# CCO Haul



## iamheartcore (May 23, 2007)

I lucked out -- there were so many limited edition/discontinued items!







Botanical, Flirty Number, Relaxing





Night Light Pigment





Maidenchant & Lure cream blush





Shell Pearl & Star! beauty powder





Steep, Sunday Best, Taupless eyeshadows


----------



## MsCuppyCakes (May 23, 2007)

Great haul. I really like the Iridescent Star powder. Enjoy.


----------



## Ms. Z (May 23, 2007)

Wow, that's a great haul!


----------



## Krasevayadancer (May 23, 2007)

Awesome haul!


----------



## prinzessin784 (May 23, 2007)

awesome haul!!  which CCO did you go to?


----------



## Hilly (May 23, 2007)

oooo that is awesome!! I am going to my first CCO when I go home to chicago. CANT WAIT!


----------



## coachkitten (May 24, 2007)

Nice haul!  Which CCO do you go to?


----------



## Kiwi Girlie (May 24, 2007)

Argh, these CCO hauls get me so jealous, Wish we had them here!!

Great haul! Im lemming most of those items!


----------



## estheticmasque (May 24, 2007)

very nice haul!


----------



## HayleyVengeance (May 24, 2007)

very nice


----------



## Moppit (May 24, 2007)

Very pretty.


----------



## MACisME (May 24, 2007)

_Written problem 1_
Reproduce word for word the passage of the CCO haul thread from "## coachkitten (May" up to and including "of those items!".

_Records for the exercise_

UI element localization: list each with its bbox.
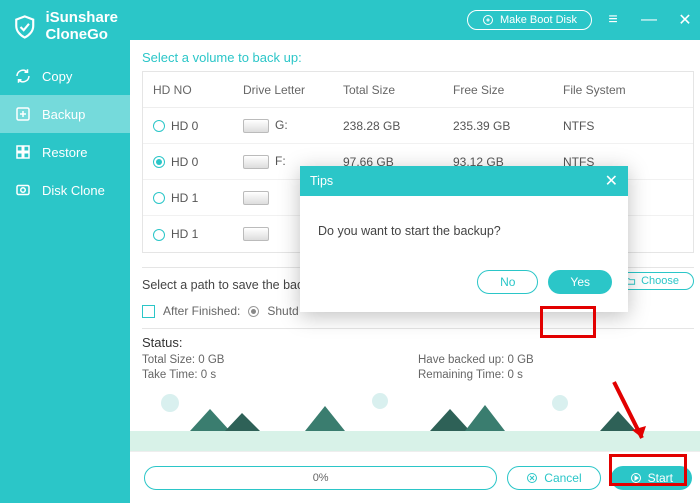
cell-hd: HD 0 [171,155,198,169]
cancel-icon [526,472,538,484]
app-name-2: CloneGo [45,27,118,44]
play-icon [630,472,642,484]
close-button[interactable]: ✕ [670,5,700,35]
col-hdno: HD NO [153,83,243,97]
sidebar: iSunshare CloneGo Copy Backup Restore Di… [0,0,130,503]
footer: 0% Cancel Start [130,451,700,503]
sidebar-item-label: Disk Clone [42,183,105,198]
progress-label: 0% [313,472,329,484]
sidebar-item-label: Restore [42,145,88,160]
radio-icon[interactable] [153,120,165,132]
status-backed: Have backed up: 0 GB [418,354,694,366]
cell-total: 238.28 GB [343,119,453,133]
status-take: Take Time: 0 s [142,369,418,381]
sidebar-item-backup[interactable]: Backup [0,95,130,133]
sidebar-item-restore[interactable]: Restore [0,133,130,171]
make-boot-disk-button[interactable]: Make Boot Disk [467,10,592,30]
cancel-button[interactable]: Cancel [507,466,600,490]
col-free: Free Size [453,83,563,97]
tips-dialog: Tips ✕ Do you want to start the backup? … [300,166,628,312]
shield-icon [12,14,37,40]
dialog-close-button[interactable]: ✕ [605,171,618,191]
disk-icon [14,181,32,199]
col-total: Total Size [343,83,453,97]
disc-icon [482,14,494,26]
drive-icon [243,155,269,169]
app-window: iSunshare CloneGo Copy Backup Restore Di… [0,0,700,503]
choose-label: Choose [641,275,679,287]
sidebar-item-disk-clone[interactable]: Disk Clone [0,171,130,209]
refresh-icon [14,67,32,85]
path-title: Select a path to save the back [142,278,309,292]
status-title: Status: [142,335,694,350]
cell-fs: NTFS [563,119,683,133]
drive-icon [243,191,269,205]
plus-box-icon [14,105,32,123]
sidebar-item-copy[interactable]: Copy [0,57,130,95]
sidebar-item-label: Copy [42,69,72,84]
start-label: Start [648,471,673,485]
cell-hd: HD 1 [171,227,198,241]
radio-icon[interactable] [153,192,165,204]
drive-icon [243,227,269,241]
cell-letter: F: [275,154,286,168]
radio-icon[interactable] [153,156,165,168]
col-letter: Drive Letter [243,83,343,97]
dialog-footer: No Yes [300,260,628,312]
volume-title: Select a volume to back up: [142,40,694,71]
dialog-yes-button[interactable]: Yes [548,270,612,294]
no-label: No [500,275,515,289]
progress-bar: 0% [144,466,497,490]
cancel-label: Cancel [544,471,581,485]
status-total: Total Size: 0 GB [142,354,418,366]
shutdown-label: Shutd [267,304,298,318]
after-finished-checkbox[interactable] [142,305,155,318]
boot-label: Make Boot Disk [500,14,577,26]
grid-icon [14,143,32,161]
table-header: HD NO Drive Letter Total Size Free Size … [143,72,693,108]
dialog-title: Tips [310,174,333,188]
cell-letter: G: [275,118,288,132]
drive-icon [243,119,269,133]
cell-hd: HD 0 [171,119,198,133]
cell-free: 235.39 GB [453,119,563,133]
col-fs: File System [563,83,683,97]
titlebar: Make Boot Disk ≡ — ✕ [130,0,700,40]
radio-icon[interactable] [153,229,165,241]
status-area: Status: Total Size: 0 GB Have backed up:… [142,328,694,381]
status-remain: Remaining Time: 0 s [418,369,694,381]
app-name-1: iSunshare [45,10,118,27]
cell-hd: HD 1 [171,191,198,205]
dialog-no-button[interactable]: No [477,270,538,294]
dialog-message: Do you want to start the backup? [300,196,628,260]
after-finished-label: After Finished: [163,304,240,318]
yes-label: Yes [570,275,590,289]
app-logo: iSunshare CloneGo [0,0,130,57]
menu-button[interactable]: ≡ [598,5,628,35]
table-row[interactable]: HD 0 G: 238.28 GB 235.39 GB NTFS [143,108,693,144]
dialog-titlebar: Tips ✕ [300,166,628,196]
shutdown-radio[interactable] [248,306,259,317]
sidebar-item-label: Backup [42,107,85,122]
start-button[interactable]: Start [611,466,692,490]
minimize-button[interactable]: — [634,5,664,35]
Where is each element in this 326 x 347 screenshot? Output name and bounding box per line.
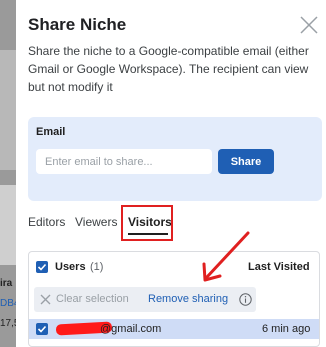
background-text: ira bbox=[0, 278, 13, 289]
share-niche-dialog: Share Niche Share the niche to a Google-… bbox=[16, 0, 326, 347]
background-text: 17,5 bbox=[0, 318, 16, 329]
tab-editors[interactable]: Editors bbox=[28, 215, 65, 229]
users-count: (1) bbox=[90, 261, 104, 273]
check-icon bbox=[37, 263, 47, 271]
info-icon[interactable] bbox=[239, 293, 252, 306]
last-visited-header: Last Visited bbox=[248, 261, 310, 273]
row-email: @gmail.com bbox=[100, 323, 162, 335]
annotation-highlight-box bbox=[121, 205, 173, 241]
dialog-description: Share the niche to a Google-compatible e… bbox=[28, 44, 309, 94]
visitors-list: Users (1) Last Visited Clear selection R… bbox=[28, 251, 320, 347]
check-icon bbox=[37, 325, 47, 333]
share-button[interactable]: Share bbox=[218, 149, 274, 174]
close-icon bbox=[300, 16, 318, 34]
select-all-checkbox[interactable] bbox=[36, 261, 48, 273]
email-panel: Email Share bbox=[28, 117, 322, 201]
annotation-arrow bbox=[202, 231, 250, 282]
close-icon bbox=[40, 294, 51, 305]
clear-selection-button[interactable]: Clear selection bbox=[56, 293, 129, 305]
users-label: Users bbox=[55, 261, 86, 273]
background-text: DB4 bbox=[0, 298, 16, 309]
email-input[interactable] bbox=[36, 149, 212, 174]
row-last-visited: 6 min ago bbox=[262, 323, 311, 335]
remove-sharing-button[interactable]: Remove sharing bbox=[148, 293, 228, 305]
close-button[interactable] bbox=[298, 14, 320, 36]
table-row[interactable]: @gmail.com 6 min ago bbox=[29, 319, 319, 339]
background-image bbox=[0, 185, 16, 265]
tab-viewers[interactable]: Viewers bbox=[75, 215, 117, 229]
list-header: Users (1) Last Visited bbox=[29, 252, 319, 282]
background-card bbox=[0, 50, 16, 170]
email-label: Email bbox=[36, 126, 66, 138]
row-checkbox[interactable] bbox=[36, 323, 48, 335]
dialog-title: Share Niche bbox=[28, 15, 127, 34]
selection-toolbar: Clear selection Remove sharing bbox=[34, 287, 256, 312]
background-app: ira DB4 17,5 bbox=[0, 0, 16, 347]
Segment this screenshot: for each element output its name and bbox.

_Written problem 2_
In the records, rewrite the lines from the line with "background-text: ira bbox=[0, 278, 13, 289]" up to and including the line with "annotation-highlight-box bbox=[121, 205, 173, 241]", swapping "background-text" for "backdrop-text" and leaving everything else unchanged. Return only those lines.

_Full answer 1_
## coachkitten (May 24, 2007)

Nice haul!  Which CCO do you go to?


----------



## Kiwi Girlie (May 24, 2007)

Argh, these CCO hauls get me so jealous, Wish we had them here!!

Great haul! Im lemming most of those items!

_Full answer 2_
backdrop-text: ira bbox=[0, 278, 13, 289]
share-niche-dialog: Share Niche Share the niche to a Google-… bbox=[16, 0, 326, 347]
backdrop-text: 17,5 bbox=[0, 318, 16, 329]
tab-editors[interactable]: Editors bbox=[28, 215, 65, 229]
users-count: (1) bbox=[90, 261, 104, 273]
check-icon bbox=[37, 263, 47, 271]
info-icon[interactable] bbox=[239, 293, 252, 306]
last-visited-header: Last Visited bbox=[248, 261, 310, 273]
row-email: @gmail.com bbox=[100, 323, 162, 335]
annotation-highlight-box bbox=[121, 205, 173, 241]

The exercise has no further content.